● **Exercise task**
Reproduce the data below word for word, beginning with its first line and ending after the line that contains "- candle-body[interactable]: [1539, 755, 1554, 796]".

● **Data shown**
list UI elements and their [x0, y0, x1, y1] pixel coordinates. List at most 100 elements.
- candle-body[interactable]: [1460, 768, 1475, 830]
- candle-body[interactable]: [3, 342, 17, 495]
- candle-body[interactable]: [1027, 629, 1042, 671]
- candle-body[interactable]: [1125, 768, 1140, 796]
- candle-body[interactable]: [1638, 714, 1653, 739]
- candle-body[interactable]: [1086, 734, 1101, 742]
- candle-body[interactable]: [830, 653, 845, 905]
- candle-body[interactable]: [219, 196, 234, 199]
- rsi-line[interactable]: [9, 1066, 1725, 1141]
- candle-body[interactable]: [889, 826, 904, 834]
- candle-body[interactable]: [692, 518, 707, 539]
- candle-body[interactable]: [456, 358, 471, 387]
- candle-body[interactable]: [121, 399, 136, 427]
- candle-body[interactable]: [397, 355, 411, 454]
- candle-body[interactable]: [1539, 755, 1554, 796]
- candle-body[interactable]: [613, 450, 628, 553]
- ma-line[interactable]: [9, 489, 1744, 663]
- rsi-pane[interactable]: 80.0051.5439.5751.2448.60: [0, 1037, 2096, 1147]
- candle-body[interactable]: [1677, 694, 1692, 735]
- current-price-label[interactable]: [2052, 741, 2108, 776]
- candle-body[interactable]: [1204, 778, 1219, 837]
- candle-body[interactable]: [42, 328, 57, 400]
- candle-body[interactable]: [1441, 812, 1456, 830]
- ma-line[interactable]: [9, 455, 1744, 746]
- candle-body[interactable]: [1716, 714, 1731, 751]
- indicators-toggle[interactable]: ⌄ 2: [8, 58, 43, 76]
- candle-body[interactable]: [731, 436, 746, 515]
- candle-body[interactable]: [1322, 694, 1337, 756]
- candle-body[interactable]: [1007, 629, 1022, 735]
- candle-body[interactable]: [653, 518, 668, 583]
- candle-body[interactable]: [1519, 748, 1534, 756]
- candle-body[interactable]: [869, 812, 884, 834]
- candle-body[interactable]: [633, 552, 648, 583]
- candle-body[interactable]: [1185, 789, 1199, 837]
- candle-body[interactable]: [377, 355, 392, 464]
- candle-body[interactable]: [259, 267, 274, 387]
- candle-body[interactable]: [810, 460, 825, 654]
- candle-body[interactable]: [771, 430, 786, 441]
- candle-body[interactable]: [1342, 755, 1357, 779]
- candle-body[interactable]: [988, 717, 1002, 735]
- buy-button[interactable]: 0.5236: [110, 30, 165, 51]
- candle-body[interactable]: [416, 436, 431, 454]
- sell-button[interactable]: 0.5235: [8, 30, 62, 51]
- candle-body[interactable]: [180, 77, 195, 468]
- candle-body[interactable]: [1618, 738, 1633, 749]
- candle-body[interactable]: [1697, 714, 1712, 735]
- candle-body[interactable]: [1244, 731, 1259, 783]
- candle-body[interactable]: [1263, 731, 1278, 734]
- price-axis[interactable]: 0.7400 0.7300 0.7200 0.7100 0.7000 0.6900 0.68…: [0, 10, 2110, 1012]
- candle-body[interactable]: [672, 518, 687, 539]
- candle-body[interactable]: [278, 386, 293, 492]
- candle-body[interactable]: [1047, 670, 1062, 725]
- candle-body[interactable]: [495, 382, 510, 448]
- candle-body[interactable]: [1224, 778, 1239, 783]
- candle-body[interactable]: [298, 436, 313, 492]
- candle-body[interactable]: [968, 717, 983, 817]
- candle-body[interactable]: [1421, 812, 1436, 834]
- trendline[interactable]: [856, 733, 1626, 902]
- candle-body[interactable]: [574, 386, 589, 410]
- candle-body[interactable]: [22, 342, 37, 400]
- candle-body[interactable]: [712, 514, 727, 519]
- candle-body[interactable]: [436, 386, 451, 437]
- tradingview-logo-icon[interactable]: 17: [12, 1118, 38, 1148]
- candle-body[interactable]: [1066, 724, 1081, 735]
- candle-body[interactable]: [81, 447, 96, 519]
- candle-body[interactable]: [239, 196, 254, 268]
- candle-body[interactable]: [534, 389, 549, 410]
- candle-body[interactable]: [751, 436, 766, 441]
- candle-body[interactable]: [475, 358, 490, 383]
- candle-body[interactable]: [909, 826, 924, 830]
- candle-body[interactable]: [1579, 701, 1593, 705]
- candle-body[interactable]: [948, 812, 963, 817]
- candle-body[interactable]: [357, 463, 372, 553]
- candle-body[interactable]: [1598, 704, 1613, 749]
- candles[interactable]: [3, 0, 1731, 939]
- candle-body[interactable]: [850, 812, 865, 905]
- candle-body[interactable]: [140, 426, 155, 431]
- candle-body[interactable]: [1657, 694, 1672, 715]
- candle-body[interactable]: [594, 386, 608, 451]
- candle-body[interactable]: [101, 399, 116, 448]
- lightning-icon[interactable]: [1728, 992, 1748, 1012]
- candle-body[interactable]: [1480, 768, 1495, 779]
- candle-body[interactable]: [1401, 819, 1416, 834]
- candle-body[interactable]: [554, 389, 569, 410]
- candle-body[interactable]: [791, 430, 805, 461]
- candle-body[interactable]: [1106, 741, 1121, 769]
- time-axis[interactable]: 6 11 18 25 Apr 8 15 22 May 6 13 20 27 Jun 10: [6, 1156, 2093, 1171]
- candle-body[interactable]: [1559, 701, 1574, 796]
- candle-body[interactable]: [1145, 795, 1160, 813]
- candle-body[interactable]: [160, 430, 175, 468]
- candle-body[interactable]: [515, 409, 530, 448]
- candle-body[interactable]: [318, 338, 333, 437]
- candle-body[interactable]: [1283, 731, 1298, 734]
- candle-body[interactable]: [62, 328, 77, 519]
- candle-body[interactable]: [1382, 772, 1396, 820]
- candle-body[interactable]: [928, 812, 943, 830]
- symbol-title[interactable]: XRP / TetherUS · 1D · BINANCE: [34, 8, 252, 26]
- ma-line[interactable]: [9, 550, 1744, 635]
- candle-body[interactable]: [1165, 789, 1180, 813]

● **Answer to this task**
list UI elements and their [x0, y0, x1, y1] pixel coordinates. List at most 100 elements.
- candle-body[interactable]: [1460, 768, 1475, 830]
- candle-body[interactable]: [3, 342, 17, 495]
- candle-body[interactable]: [1027, 629, 1042, 671]
- candle-body[interactable]: [1125, 768, 1140, 796]
- candle-body[interactable]: [1638, 714, 1653, 739]
- candle-body[interactable]: [1086, 734, 1101, 742]
- candle-body[interactable]: [830, 653, 845, 905]
- candle-body[interactable]: [219, 196, 234, 199]
- rsi-line[interactable]: [9, 1066, 1725, 1141]
- candle-body[interactable]: [889, 826, 904, 834]
- candle-body[interactable]: [692, 518, 707, 539]
- candle-body[interactable]: [456, 358, 471, 387]
- candle-body[interactable]: [121, 399, 136, 427]
- candle-body[interactable]: [397, 355, 411, 454]
- candle-body[interactable]: [1539, 755, 1554, 796]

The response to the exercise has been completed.